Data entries
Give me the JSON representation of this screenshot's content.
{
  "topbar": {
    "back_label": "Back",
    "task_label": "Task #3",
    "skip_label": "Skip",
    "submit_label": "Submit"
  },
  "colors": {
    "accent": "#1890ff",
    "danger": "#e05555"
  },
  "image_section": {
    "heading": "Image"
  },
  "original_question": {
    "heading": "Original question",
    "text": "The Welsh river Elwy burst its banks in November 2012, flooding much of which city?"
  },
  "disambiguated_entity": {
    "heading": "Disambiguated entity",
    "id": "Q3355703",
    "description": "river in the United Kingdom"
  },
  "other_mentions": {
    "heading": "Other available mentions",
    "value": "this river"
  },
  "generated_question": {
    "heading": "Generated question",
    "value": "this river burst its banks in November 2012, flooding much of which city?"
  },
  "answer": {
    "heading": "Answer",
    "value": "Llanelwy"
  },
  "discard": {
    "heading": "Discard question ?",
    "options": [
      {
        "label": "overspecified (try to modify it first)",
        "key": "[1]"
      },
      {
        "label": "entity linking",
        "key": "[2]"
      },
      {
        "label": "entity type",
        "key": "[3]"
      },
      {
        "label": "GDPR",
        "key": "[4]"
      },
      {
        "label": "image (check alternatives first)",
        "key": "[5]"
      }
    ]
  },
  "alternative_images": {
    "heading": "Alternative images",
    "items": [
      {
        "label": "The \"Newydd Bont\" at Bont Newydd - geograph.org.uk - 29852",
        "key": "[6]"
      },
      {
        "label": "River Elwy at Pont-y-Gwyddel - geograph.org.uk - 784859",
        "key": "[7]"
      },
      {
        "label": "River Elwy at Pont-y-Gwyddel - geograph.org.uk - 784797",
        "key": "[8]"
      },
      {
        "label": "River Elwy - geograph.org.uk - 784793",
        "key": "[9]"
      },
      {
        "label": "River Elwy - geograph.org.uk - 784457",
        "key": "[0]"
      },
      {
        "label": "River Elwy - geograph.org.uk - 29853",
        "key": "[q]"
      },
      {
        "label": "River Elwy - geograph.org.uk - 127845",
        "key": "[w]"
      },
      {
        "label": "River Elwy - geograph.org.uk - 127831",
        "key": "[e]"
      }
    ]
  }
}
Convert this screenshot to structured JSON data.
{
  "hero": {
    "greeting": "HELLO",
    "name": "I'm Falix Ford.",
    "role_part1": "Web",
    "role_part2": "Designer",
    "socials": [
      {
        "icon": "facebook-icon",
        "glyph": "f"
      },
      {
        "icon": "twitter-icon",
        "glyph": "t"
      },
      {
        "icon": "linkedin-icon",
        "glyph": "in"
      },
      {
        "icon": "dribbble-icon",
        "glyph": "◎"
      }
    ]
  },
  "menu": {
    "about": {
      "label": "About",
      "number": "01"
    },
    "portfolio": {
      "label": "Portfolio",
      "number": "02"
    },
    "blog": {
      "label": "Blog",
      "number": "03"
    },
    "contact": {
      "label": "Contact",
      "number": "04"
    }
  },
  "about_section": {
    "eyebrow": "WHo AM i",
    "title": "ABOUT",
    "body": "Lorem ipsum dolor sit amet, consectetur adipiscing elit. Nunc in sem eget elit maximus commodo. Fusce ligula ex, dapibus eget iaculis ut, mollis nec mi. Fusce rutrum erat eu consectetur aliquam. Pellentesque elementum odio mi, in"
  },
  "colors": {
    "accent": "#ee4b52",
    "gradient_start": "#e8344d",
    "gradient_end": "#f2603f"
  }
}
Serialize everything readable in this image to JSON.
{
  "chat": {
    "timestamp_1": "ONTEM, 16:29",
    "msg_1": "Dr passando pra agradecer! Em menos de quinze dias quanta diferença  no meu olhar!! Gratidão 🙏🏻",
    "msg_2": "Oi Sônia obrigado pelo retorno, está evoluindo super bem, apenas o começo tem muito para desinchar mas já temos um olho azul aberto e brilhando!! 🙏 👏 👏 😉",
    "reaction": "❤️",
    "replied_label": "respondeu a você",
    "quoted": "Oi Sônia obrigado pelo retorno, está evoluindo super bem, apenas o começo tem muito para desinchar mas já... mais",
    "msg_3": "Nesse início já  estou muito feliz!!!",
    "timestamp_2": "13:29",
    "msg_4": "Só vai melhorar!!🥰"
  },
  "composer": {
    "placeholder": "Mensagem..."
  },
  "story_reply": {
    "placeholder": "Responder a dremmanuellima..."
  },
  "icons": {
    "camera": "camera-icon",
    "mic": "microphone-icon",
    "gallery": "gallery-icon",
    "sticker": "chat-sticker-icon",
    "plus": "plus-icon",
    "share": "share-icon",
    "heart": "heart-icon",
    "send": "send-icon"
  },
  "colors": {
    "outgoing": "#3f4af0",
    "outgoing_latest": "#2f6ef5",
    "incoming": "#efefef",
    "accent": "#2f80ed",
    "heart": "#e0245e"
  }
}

What to work on: Print again each line of the listing above, exactly as it appears.

Written response:
Give me the JSON representation of this screenshot's content.
{
  "topbar": {
    "back_label": "Back",
    "task_label": "Task #3",
    "skip_label": "Skip",
    "submit_label": "Submit"
  },
  "colors": {
    "accent": "#1890ff",
    "danger": "#e05555"
  },
  "image_section": {
    "heading": "Image"
  },
  "original_question": {
    "heading": "Original question",
    "text": "The Welsh river Elwy burst its banks in November 2012, flooding much of which city?"
  },
  "disambiguated_entity": {
    "heading": "Disambiguated entity",
    "id": "Q3355703",
    "description": "river in the United Kingdom"
  },
  "other_mentions": {
    "heading": "Other available mentions",
    "value": "this river"
  },
  "generated_question": {
    "heading": "Generated question",
    "value": "this river burst its banks in November 2012, flooding much of which city?"
  },
  "answer": {
    "heading": "Answer",
    "value": "Llanelwy"
  },
  "discard": {
    "heading": "Discard question ?",
    "options": [
      {
        "label": "overspecified (try to modify it first)",
        "key": "[1]"
      },
      {
        "label": "entity linking",
        "key": "[2]"
      },
      {
        "label": "entity type",
        "key": "[3]"
      },
      {
        "label": "GDPR",
        "key": "[4]"
      },
      {
        "label": "image (check alternatives first)",
        "key": "[5]"
      }
    ]
  },
  "alternative_images": {
    "heading": "Alternative images",
    "items": [
      {
        "label": "The \"Newydd Bont\" at Bont Newydd - geograph.org.uk - 29852",
        "key": "[6]"
      },
      {
        "label": "River Elwy at Pont-y-Gwyddel - geograph.org.uk - 784859",
        "key": "[7]"
      },
      {
        "label": "River Elwy at Pont-y-Gwyddel - geograph.org.uk - 784797",
        "key": "[8]"
      },
      {
        "label": "River Elwy - geograph.org.uk - 784793",
        "key": "[9]"
      },
      {
        "label": "River Elwy - geograph.org.uk - 784457",
        "key": "[0]"
      },
      {
        "label": "River Elwy - geograph.org.uk - 29853",
        "key": "[q]"
      },
      {
        "label": "River Elwy - geograph.org.uk - 127845",
        "key": "[w]"
      },
      {
        "label": "River Elwy - geograph.org.uk - 127831",
        "key": "[e]"
      }
    ]
  }
}
Convert this screenshot to structured JSON data.
{
  "hero": {
    "greeting": "HELLO",
    "name": "I'm Falix Ford.",
    "role_part1": "Web",
    "role_part2": "Designer",
    "socials": [
      {
        "icon": "facebook-icon",
        "glyph": "f"
      },
      {
        "icon": "twitter-icon",
        "glyph": "t"
      },
      {
        "icon": "linkedin-icon",
        "glyph": "in"
      },
      {
        "icon": "dribbble-icon",
        "glyph": "◎"
      }
    ]
  },
  "menu": {
    "about": {
      "label": "About",
      "number": "01"
    },
    "portfolio": {
      "label": "Portfolio",
      "number": "02"
    },
    "blog": {
      "label": "Blog",
      "number": "03"
    },
    "contact": {
      "label": "Contact",
      "number": "04"
    }
  },
  "about_section": {
    "eyebrow": "WHo AM i",
    "title": "ABOUT",
    "body": "Lorem ipsum dolor sit amet, consectetur adipiscing elit. Nunc in sem eget elit maximus commodo. Fusce ligula ex, dapibus eget iaculis ut, mollis nec mi. Fusce rutrum erat eu consectetur aliquam. Pellentesque elementum odio mi, in"
  },
  "colors": {
    "accent": "#ee4b52",
    "gradient_start": "#e8344d",
    "gradient_end": "#f2603f"
  }
}
Serialize everything readable in this image to JSON.
{
  "chat": {
    "timestamp_1": "ONTEM, 16:29",
    "msg_1": "Dr passando pra agradecer! Em menos de quinze dias quanta diferença  no meu olhar!! Gratidão 🙏🏻",
    "msg_2": "Oi Sônia obrigado pelo retorno, está evoluindo super bem, apenas o começo tem muito para desinchar mas já temos um olho azul aberto e brilhando!! 🙏 👏 👏 😉",
    "reaction": "❤️",
    "replied_label": "respondeu a você",
    "quoted": "Oi Sônia obrigado pelo retorno, está evoluindo super bem, apenas o começo tem muito para desinchar mas já... mais",
    "msg_3": "Nesse início já  estou muito feliz!!!",
    "timestamp_2": "13:29",
    "msg_4": "Só vai melhorar!!🥰"
  },
  "composer": {
    "placeholder": "Mensagem..."
  },
  "story_reply": {
    "placeholder": "Responder a dremmanuellima..."
  },
  "icons": {
    "camera": "camera-icon",
    "mic": "microphone-icon",
    "gallery": "gallery-icon",
    "sticker": "chat-sticker-icon",
    "plus": "plus-icon",
    "share": "share-icon",
    "heart": "heart-icon",
    "send": "send-icon"
  },
  "colors": {
    "outgoing": "#3f4af0",
    "outgoing_latest": "#2f6ef5",
    "incoming": "#efefef",
    "accent": "#2f80ed",
    "heart": "#e0245e"
  }
}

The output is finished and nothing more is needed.